Dataset entries

--- --- ---

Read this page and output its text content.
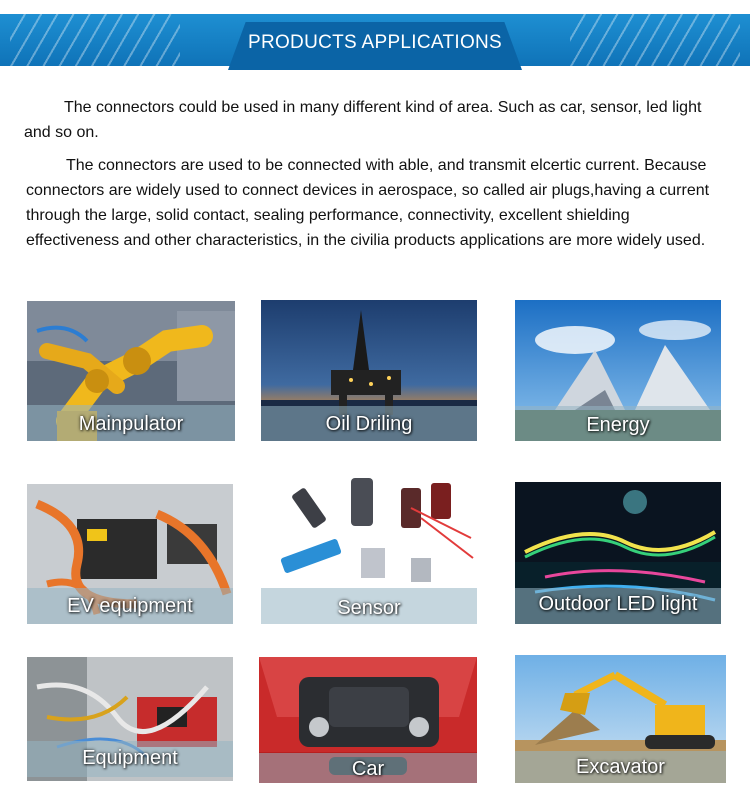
PRODUCTS APPLICATIONS
The connectors could be used in many different kind of area. Such as car, sensor, led light and so on.
The connectors are used to be connected with able, and transmit elcertic current. Because connectors are widely used to connect devices in aerospace, so called air plugs,having a current through the large, solid contact, sealing performance, connectivity, excellent shielding effectiveness and other characteristics, in the civilia products applications are more widely used.
Mainpulator	Oil Driling	Energy
EV equipment	Sensor	Outdoor LED light
Equipment	Car	Excavator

--- --- ---

DIRECTIONS FOR THIS TASK
Wherever the string "light" appears in the entries above, list that line.

THE ANSWER
The connectors could be used in many different kind of area. Such as car, sensor, led light and so on.
EV equipment	Sensor	Outdoor LED light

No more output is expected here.